══ Information provided ══

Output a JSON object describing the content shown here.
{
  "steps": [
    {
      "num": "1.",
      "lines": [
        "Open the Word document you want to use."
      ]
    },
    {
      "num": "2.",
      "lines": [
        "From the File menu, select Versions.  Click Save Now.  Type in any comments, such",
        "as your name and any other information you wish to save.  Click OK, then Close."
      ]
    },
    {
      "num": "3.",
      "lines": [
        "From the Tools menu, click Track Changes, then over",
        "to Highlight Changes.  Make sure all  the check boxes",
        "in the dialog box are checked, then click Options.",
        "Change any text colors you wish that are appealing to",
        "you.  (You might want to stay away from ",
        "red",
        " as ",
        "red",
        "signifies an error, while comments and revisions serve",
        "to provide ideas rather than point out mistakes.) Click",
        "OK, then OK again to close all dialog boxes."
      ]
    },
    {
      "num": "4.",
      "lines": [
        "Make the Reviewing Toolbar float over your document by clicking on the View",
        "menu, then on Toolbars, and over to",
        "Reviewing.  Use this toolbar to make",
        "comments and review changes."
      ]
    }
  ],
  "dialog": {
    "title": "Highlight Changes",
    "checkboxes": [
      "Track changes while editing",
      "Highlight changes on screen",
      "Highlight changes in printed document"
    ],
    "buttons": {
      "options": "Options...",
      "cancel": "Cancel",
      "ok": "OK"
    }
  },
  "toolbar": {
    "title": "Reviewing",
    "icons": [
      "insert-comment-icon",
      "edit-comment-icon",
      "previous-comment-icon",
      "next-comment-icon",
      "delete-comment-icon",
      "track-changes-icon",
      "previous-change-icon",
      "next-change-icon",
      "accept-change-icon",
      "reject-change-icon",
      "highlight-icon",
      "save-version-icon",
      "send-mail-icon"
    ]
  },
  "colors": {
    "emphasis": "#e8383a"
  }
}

═══

**Goal**:
Return a copy of every line that includes the word "document".

**Answer to this problem**:
        "Open the Word document you want to use."
        "Make the Reviewing Toolbar float over your document by clicking on the View",
      "Highlight changes in printed document"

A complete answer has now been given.